> [INSTRUCTION A]
In the forum thread about the combine, near what town was the first post's scene?

> [DOCUMENT SECTION]
******

# One hellava use for a combine



## carcajou (Jan 28, 2011)

Near High River Alberta last week. This guy gets two thumbs up from me ( and likely his mechanic too). Bad deal all around.


----------



## discbinedr (Mar 4, 2013)

Get a yacht! Probably less money.


----------



## Teslan (Aug 20, 2011)

It seems that maybe it would have been a good idea for them to take the head off for this expedition.


----------



## ANewman (Sep 20, 2012)

Teslan said:


> It seems that maybe it would have been a good idea for them to take the head off for this expedition.


If he had a regular grain head on he could use the reel like the wheel on a paddleboat


----------



## FarmerCline (Oct 12, 2011)

If I had a high dollar combine like that I sure wouldn't be taking it swimming.


----------



## hillside hay (Feb 4, 2013)

the guy on the platform should have a sounding staff to relay depth to the steamboat captain err combine operator


----------



## haybaler101 (Nov 30, 2008)

That is what ours is going to look like, but we will actually be cutting wheat?


----------



## mlappin (Jun 25, 2009)

Most likely mommy and daddy were on vacation and the next to worthless kid was showing off with it. Have several like that around here, mommy and daddy are hardworking people, the kids are a waste of good air.


----------



## carcajou (Jan 28, 2011)

Update High River, Alberta today. Town is appropriately named.


----------



## Vol (Jul 5, 2009)

Yep.....I would say appropriately named. If that was in this country, the town liberals would be crying for obama or the lard butt nj governor to come and bail them out for their stupidity in building in a flood prone area.

Regards, Mike


----------



## mlappin (Jun 25, 2009)

Vol said:


> Yep.....I would say appropriately named. If that was in this country, the town liberals would be crying for obama or the lard butt nj governor to come and bail them out for their stupidity in building in a flood prone area.
> 
> Regards, Mike


Ummm, you mean like New Orleans?


----------



## hillside hay (Feb 4, 2013)

And binhamton between the rivers that the libs refuse to remove the sand bars from


----------



## Vol (Jul 5, 2009)

mlappin said:


> Ummm, you mean like New Orleans?


Just like New Orleans...

Regards, Mike


----------

******

> [PROVIDED RECORDS]
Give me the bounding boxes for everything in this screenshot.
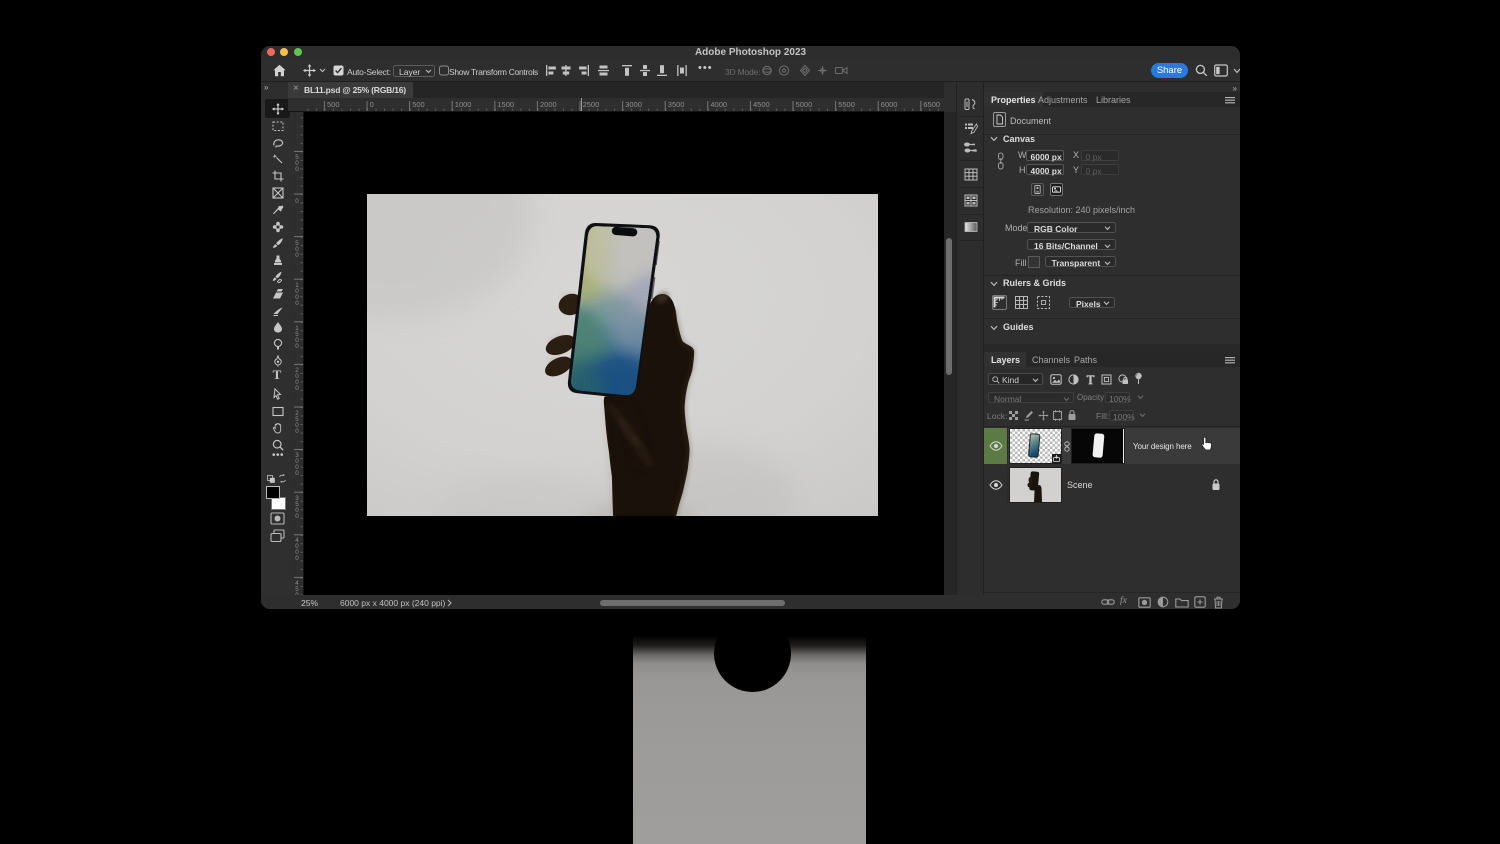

******

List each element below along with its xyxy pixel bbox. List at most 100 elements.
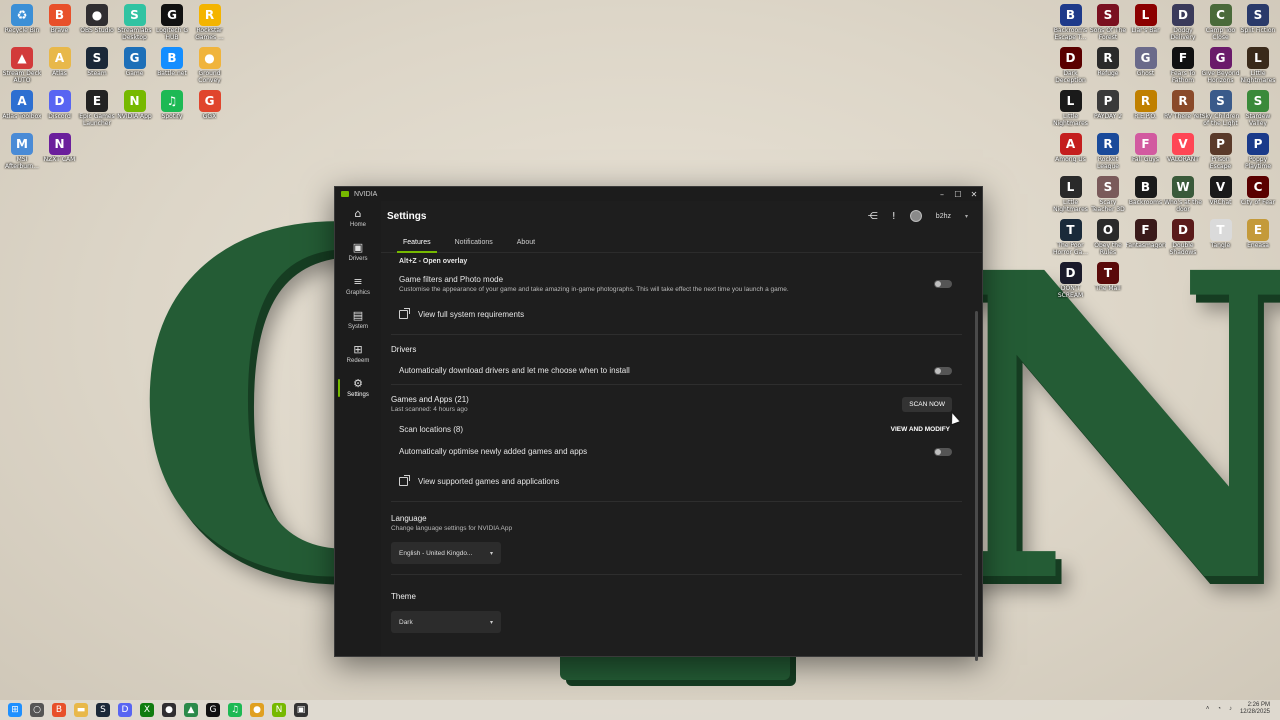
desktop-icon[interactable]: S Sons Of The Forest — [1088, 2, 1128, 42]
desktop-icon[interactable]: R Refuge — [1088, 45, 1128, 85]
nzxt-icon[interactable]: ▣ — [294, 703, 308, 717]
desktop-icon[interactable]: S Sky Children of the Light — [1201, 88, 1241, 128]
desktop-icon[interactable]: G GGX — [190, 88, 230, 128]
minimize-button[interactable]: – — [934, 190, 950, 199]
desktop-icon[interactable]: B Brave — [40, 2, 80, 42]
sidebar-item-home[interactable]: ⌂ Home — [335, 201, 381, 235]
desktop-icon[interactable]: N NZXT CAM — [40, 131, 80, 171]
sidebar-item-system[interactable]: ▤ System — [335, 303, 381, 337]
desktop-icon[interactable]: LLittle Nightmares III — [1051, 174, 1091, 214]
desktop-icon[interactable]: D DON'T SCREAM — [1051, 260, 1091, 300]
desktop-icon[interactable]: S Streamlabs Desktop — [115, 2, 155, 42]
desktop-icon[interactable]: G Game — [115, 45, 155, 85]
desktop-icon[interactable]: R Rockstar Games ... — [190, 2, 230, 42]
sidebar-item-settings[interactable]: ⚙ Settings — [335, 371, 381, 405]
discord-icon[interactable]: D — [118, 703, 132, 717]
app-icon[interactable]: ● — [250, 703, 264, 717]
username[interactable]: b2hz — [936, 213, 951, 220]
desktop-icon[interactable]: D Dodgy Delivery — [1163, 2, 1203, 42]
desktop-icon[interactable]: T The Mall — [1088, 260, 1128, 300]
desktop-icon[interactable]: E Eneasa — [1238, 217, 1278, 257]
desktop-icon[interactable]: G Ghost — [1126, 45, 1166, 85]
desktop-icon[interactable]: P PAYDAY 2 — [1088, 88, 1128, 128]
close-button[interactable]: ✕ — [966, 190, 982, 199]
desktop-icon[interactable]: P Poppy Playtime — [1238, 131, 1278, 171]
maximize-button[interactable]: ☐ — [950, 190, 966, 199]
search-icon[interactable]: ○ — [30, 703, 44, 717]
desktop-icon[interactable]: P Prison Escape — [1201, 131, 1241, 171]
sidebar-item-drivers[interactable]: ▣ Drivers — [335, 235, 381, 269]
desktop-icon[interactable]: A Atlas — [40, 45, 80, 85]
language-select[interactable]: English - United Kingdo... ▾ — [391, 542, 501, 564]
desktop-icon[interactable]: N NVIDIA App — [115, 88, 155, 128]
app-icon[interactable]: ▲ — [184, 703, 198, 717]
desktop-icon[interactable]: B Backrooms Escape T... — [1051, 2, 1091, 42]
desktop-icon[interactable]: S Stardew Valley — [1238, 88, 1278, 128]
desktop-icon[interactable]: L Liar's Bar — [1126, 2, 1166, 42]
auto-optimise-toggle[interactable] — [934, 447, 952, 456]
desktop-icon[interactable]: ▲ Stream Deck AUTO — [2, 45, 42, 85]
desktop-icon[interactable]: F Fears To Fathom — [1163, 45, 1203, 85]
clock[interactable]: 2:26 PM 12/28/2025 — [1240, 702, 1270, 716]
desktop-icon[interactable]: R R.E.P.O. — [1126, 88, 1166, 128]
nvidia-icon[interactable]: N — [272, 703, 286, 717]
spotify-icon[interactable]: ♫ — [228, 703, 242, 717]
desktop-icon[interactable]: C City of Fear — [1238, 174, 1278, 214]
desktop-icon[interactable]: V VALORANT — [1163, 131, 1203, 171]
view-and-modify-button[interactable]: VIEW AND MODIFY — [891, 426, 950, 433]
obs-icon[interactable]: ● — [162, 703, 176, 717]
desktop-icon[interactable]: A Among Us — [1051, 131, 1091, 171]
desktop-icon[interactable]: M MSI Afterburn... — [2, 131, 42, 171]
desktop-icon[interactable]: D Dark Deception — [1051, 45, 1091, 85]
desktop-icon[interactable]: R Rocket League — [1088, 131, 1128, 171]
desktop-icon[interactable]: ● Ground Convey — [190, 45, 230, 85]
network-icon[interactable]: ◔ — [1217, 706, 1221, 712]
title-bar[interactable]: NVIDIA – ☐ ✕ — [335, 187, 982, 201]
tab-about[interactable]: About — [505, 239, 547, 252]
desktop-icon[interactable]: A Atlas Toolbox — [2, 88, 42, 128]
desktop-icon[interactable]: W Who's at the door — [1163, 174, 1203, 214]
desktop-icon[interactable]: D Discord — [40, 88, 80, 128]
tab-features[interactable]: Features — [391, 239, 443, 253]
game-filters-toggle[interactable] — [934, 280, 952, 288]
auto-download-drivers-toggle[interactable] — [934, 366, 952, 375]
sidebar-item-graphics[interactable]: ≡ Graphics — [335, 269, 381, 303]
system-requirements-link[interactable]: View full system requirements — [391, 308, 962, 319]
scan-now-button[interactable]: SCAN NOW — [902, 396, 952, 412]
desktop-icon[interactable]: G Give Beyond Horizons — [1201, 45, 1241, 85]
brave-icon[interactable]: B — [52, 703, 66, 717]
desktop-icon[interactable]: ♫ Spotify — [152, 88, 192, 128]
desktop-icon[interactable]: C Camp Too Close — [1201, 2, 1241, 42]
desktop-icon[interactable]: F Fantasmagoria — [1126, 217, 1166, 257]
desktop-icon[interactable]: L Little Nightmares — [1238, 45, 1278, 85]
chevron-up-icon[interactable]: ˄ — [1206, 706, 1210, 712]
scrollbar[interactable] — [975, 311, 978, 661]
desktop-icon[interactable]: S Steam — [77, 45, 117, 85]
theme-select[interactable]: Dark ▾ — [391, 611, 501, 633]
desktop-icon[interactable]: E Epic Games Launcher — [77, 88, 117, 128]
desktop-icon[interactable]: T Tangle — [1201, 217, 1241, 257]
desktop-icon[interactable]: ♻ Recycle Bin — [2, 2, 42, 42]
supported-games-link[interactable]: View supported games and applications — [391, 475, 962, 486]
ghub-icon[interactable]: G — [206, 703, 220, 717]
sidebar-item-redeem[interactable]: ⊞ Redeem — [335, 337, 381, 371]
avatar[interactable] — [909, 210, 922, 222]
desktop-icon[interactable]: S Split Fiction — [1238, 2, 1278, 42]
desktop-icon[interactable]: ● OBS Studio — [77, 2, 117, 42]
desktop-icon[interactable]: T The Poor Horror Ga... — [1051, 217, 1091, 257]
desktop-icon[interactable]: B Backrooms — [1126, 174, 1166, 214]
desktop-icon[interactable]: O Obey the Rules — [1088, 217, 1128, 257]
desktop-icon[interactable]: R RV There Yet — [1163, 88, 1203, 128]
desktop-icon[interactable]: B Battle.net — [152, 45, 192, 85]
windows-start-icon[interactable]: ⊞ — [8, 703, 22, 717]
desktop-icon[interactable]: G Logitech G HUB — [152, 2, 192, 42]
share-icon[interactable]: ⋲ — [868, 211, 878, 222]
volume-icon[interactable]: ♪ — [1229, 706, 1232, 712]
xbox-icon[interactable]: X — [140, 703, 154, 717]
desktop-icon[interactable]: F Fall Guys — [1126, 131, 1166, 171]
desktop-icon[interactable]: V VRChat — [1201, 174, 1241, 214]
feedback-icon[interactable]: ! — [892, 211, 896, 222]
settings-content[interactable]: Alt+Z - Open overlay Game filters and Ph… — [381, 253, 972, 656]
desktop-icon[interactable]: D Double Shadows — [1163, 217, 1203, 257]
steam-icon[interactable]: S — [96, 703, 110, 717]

******

> [INSTRUCTION B]
Please repeat the records starting with the line that contains "List each element" and going on through the line that contains "desktop-icon[interactable]: T The Mall", renaming "interactable" to "clickable" and leaving everything else unchanged. Leave the pictures out.

> [RIGHT ANSWER A]
Near High River, Alberta.

> [RIGHT ANSWER B]
List each element below along with its xyxy pixel bbox. List at most 100 elements.
desktop-icon[clickable]: S Sons Of The Forest — [1088, 2, 1128, 42]
desktop-icon[clickable]: R Refuge — [1088, 45, 1128, 85]
nzxt-icon[clickable]: ▣ — [294, 703, 308, 717]
desktop-icon[clickable]: S Sky Children of the Light — [1201, 88, 1241, 128]
desktop-icon[clickable]: G GGX — [190, 88, 230, 128]
minimize-button[clickable]: – — [934, 190, 950, 199]
desktop-icon[clickable]: B Brave — [40, 2, 80, 42]
sidebar-item-home[clickable]: ⌂ Home — [335, 201, 381, 235]
desktop-icon[clickable]: N NZXT CAM — [40, 131, 80, 171]
sidebar-item-system[clickable]: ▤ System — [335, 303, 381, 337]
desktop-icon[clickable]: LLittle Nightmares III — [1051, 174, 1091, 214]
desktop-icon[clickable]: D DON'T SCREAM — [1051, 260, 1091, 300]
desktop-icon[clickable]: S Streamlabs Desktop — [115, 2, 155, 42]
desktop-icon[clickable]: G Game — [115, 45, 155, 85]
desktop-icon[clickable]: R Rockstar Games ... — [190, 2, 230, 42]
sidebar-item-settings[clickable]: ⚙ Settings — [335, 371, 381, 405]
discord-icon[clickable]: D — [118, 703, 132, 717]
app-icon[clickable]: ● — [250, 703, 264, 717]
username[clickable]: b2hz — [936, 213, 951, 220]
desktop-icon[clickable]: D Dodgy Delivery — [1163, 2, 1203, 42]
desktop-icon[clickable]: T The Mall — [1088, 260, 1128, 300]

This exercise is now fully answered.